● **Exercise description**: Collect each line of the records containing the string "have".

● **Extracted data**:
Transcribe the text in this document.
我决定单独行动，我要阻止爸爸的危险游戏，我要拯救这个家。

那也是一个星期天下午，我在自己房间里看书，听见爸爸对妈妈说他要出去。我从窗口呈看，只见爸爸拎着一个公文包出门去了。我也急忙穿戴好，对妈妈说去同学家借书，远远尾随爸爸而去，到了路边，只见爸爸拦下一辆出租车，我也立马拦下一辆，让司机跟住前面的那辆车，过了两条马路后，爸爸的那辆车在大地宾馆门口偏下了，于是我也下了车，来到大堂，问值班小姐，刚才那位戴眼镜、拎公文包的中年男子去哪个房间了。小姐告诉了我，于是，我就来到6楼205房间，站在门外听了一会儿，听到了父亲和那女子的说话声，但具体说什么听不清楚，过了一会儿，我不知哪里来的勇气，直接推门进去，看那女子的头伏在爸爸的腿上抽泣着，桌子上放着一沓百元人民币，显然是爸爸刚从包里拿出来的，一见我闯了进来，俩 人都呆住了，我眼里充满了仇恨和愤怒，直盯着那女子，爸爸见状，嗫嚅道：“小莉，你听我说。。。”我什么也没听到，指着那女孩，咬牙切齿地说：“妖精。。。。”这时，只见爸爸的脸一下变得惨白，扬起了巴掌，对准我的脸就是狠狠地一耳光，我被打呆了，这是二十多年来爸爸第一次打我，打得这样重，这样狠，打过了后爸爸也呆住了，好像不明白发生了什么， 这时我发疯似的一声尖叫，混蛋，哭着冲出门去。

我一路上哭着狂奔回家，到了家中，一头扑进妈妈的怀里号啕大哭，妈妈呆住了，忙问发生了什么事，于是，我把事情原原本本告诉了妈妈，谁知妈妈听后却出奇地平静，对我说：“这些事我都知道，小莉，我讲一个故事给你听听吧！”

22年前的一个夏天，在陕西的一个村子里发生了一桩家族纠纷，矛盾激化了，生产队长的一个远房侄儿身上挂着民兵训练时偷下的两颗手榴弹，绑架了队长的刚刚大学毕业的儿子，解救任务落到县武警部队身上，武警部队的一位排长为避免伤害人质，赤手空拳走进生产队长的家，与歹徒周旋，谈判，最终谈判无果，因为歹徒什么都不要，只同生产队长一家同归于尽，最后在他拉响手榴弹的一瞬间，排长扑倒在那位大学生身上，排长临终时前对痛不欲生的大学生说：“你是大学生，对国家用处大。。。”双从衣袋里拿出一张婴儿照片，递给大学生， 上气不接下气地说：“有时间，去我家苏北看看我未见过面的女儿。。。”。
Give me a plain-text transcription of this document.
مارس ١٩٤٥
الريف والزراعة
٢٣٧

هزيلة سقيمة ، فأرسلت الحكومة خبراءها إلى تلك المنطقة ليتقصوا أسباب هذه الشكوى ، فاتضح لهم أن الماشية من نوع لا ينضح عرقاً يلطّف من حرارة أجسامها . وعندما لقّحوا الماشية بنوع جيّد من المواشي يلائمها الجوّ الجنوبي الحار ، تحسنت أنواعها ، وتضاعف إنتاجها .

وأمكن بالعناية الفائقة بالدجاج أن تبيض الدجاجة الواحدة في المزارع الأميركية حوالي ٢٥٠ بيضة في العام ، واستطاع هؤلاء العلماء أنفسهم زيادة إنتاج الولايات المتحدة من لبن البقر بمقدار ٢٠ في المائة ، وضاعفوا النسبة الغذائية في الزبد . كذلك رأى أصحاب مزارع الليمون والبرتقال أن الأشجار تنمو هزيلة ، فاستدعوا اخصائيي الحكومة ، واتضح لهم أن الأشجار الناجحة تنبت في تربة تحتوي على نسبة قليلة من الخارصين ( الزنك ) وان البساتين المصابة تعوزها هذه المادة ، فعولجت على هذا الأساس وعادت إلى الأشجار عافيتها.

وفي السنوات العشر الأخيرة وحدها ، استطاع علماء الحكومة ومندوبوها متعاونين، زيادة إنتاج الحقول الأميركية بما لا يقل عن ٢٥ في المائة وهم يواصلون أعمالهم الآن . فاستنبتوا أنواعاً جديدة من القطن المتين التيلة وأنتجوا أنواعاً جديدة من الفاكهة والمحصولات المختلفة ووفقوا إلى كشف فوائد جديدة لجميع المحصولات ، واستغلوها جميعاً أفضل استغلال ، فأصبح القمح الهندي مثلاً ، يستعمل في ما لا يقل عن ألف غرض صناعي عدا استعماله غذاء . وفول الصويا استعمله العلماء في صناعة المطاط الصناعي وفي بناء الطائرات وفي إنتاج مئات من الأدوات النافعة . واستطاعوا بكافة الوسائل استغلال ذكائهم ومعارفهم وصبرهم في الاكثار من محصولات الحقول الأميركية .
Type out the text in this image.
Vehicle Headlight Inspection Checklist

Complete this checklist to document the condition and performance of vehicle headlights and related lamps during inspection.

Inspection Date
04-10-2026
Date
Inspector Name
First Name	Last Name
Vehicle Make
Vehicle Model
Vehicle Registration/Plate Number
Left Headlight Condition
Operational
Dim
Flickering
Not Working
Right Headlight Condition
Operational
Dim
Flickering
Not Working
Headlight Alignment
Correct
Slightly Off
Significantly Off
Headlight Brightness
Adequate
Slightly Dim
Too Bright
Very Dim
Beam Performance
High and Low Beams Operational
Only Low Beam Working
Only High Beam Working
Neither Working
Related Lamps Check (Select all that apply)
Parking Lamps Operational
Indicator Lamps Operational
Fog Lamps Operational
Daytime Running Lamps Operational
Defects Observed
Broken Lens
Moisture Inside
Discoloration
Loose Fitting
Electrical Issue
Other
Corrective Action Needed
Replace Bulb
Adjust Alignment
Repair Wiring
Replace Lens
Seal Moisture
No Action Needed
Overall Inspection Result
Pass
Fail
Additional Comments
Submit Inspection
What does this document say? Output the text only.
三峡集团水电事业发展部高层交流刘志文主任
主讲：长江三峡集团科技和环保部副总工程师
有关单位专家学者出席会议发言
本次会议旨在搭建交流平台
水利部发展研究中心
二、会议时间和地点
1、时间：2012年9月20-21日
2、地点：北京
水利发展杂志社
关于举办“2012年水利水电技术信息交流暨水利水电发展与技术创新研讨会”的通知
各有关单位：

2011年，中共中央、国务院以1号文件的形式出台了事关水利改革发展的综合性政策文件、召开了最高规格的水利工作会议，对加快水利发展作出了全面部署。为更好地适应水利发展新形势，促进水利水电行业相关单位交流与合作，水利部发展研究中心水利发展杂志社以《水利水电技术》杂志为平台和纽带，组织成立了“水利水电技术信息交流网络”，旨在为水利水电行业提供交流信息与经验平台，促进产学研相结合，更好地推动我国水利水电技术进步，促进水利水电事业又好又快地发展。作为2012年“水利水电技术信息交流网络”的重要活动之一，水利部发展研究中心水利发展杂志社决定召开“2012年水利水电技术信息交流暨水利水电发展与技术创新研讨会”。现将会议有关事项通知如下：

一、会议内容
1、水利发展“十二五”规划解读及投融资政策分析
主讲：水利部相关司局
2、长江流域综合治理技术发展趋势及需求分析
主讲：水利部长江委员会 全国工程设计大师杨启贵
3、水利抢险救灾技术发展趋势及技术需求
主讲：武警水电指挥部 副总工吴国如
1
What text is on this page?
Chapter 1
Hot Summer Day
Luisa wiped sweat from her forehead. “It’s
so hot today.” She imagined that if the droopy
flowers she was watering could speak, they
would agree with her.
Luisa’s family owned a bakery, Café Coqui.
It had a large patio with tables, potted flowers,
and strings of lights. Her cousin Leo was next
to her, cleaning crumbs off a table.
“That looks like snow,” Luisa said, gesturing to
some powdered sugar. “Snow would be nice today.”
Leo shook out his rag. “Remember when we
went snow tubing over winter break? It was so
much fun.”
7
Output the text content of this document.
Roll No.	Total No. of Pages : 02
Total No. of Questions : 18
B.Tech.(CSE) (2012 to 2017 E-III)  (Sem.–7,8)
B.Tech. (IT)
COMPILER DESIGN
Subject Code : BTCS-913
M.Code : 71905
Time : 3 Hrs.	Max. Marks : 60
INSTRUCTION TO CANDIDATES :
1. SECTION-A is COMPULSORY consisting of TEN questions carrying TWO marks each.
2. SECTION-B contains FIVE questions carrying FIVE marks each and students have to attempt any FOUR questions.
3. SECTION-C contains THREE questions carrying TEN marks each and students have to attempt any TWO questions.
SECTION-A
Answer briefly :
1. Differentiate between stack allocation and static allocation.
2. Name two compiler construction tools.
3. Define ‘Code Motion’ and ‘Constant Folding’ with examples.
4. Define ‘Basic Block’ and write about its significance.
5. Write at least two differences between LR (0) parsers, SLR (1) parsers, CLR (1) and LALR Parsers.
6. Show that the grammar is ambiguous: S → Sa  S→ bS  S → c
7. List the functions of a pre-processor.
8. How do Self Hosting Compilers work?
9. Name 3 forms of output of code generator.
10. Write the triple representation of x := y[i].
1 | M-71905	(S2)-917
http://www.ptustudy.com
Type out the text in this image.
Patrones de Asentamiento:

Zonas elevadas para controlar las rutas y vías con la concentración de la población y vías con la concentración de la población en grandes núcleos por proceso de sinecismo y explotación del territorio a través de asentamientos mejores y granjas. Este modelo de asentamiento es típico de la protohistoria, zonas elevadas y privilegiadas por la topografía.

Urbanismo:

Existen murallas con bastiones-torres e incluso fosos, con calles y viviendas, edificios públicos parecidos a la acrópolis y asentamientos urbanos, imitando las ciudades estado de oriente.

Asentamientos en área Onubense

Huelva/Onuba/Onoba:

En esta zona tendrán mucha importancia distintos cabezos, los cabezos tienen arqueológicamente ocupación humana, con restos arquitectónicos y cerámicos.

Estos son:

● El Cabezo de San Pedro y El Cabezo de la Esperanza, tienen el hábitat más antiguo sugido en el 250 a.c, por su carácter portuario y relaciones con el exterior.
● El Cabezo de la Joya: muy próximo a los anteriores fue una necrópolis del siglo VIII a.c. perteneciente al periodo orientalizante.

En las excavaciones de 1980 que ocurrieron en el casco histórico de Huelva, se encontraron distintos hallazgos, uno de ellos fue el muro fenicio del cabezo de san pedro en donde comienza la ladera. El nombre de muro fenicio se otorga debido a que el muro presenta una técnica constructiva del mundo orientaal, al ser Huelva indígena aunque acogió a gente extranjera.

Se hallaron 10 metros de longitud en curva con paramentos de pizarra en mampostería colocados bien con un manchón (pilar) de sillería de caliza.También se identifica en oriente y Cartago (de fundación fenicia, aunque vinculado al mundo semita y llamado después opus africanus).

● **Exercise solution**:
2. SECTION-B contains FIVE questions carrying FIVE marks each and students have to attempt any FOUR questions.
3. SECTION-C contains THREE questions carrying TEN marks each and students have to attempt any TWO questions.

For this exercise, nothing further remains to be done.